• _MATERIAL FOR THIS TASK_:
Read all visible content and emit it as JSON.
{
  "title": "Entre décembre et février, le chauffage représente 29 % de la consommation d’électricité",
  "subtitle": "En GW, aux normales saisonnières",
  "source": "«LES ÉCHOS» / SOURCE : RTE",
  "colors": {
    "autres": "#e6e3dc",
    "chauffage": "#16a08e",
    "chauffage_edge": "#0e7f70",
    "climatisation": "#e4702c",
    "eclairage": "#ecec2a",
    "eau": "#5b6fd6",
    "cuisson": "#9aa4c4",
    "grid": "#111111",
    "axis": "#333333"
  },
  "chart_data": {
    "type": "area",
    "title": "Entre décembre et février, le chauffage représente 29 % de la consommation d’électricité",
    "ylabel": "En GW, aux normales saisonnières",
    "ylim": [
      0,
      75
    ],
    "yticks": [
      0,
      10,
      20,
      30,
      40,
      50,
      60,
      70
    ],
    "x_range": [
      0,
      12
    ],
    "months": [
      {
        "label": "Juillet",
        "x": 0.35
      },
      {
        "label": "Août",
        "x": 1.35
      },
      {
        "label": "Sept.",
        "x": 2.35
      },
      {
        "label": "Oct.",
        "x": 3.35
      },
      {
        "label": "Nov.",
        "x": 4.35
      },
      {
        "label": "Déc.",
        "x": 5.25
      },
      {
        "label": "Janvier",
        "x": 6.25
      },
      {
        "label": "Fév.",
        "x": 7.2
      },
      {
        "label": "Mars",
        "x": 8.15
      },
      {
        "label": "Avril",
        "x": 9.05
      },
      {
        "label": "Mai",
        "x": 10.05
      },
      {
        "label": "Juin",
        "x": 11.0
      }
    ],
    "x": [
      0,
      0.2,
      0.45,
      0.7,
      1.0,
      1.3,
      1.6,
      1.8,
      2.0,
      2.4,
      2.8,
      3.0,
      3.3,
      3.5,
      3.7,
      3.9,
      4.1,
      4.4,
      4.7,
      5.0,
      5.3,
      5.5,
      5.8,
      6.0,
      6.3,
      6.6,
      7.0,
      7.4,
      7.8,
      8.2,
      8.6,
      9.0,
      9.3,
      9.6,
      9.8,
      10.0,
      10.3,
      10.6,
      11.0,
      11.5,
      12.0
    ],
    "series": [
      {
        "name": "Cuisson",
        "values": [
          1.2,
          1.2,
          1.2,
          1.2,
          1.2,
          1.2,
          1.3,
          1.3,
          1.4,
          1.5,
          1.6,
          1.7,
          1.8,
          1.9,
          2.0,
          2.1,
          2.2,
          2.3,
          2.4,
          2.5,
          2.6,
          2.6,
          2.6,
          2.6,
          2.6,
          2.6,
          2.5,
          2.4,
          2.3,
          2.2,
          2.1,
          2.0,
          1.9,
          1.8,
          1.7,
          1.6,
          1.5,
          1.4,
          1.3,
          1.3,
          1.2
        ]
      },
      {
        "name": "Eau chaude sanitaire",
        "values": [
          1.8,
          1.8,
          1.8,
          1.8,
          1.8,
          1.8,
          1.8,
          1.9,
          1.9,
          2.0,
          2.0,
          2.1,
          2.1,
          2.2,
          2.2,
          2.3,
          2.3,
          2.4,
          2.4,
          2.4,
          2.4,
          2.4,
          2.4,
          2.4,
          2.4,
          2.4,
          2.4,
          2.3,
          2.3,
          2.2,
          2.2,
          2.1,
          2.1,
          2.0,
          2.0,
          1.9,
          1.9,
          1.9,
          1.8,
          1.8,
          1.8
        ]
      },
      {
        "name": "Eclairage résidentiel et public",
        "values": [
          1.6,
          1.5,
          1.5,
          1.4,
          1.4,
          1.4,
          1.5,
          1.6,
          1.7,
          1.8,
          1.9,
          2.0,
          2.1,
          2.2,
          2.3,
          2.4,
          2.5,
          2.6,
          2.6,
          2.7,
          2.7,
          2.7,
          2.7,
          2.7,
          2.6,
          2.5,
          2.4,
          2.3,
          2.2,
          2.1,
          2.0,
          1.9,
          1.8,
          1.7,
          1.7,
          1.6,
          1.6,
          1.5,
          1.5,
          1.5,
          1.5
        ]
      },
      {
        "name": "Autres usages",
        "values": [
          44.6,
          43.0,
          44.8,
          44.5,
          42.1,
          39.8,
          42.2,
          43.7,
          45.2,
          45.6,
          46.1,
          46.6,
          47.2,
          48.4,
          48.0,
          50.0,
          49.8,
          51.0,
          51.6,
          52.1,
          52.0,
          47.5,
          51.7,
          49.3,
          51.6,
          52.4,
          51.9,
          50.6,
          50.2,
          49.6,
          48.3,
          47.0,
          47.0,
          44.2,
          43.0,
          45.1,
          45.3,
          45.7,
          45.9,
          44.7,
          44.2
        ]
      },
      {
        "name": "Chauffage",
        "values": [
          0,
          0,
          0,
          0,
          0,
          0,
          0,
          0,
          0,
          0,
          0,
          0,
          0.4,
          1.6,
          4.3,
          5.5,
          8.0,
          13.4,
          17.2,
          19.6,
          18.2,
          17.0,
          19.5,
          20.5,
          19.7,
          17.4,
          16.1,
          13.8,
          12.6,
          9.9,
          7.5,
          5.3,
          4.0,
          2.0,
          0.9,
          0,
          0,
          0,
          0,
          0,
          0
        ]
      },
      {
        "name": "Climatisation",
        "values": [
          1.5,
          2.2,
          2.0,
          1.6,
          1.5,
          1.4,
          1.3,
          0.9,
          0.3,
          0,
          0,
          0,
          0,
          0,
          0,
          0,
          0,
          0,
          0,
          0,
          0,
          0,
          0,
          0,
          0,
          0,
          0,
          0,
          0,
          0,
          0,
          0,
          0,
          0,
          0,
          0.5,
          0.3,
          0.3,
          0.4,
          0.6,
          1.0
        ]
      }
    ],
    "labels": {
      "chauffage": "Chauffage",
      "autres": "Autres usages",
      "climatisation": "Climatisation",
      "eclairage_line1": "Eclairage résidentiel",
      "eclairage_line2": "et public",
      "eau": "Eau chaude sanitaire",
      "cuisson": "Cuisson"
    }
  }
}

• _OBJECTIVE_: Identify each line in the records above that contains the word "usages", and copy it out in full.

• _COMPLETE OUTPUT_:
        "name": "Autres usages",
      "autres": "Autres usages",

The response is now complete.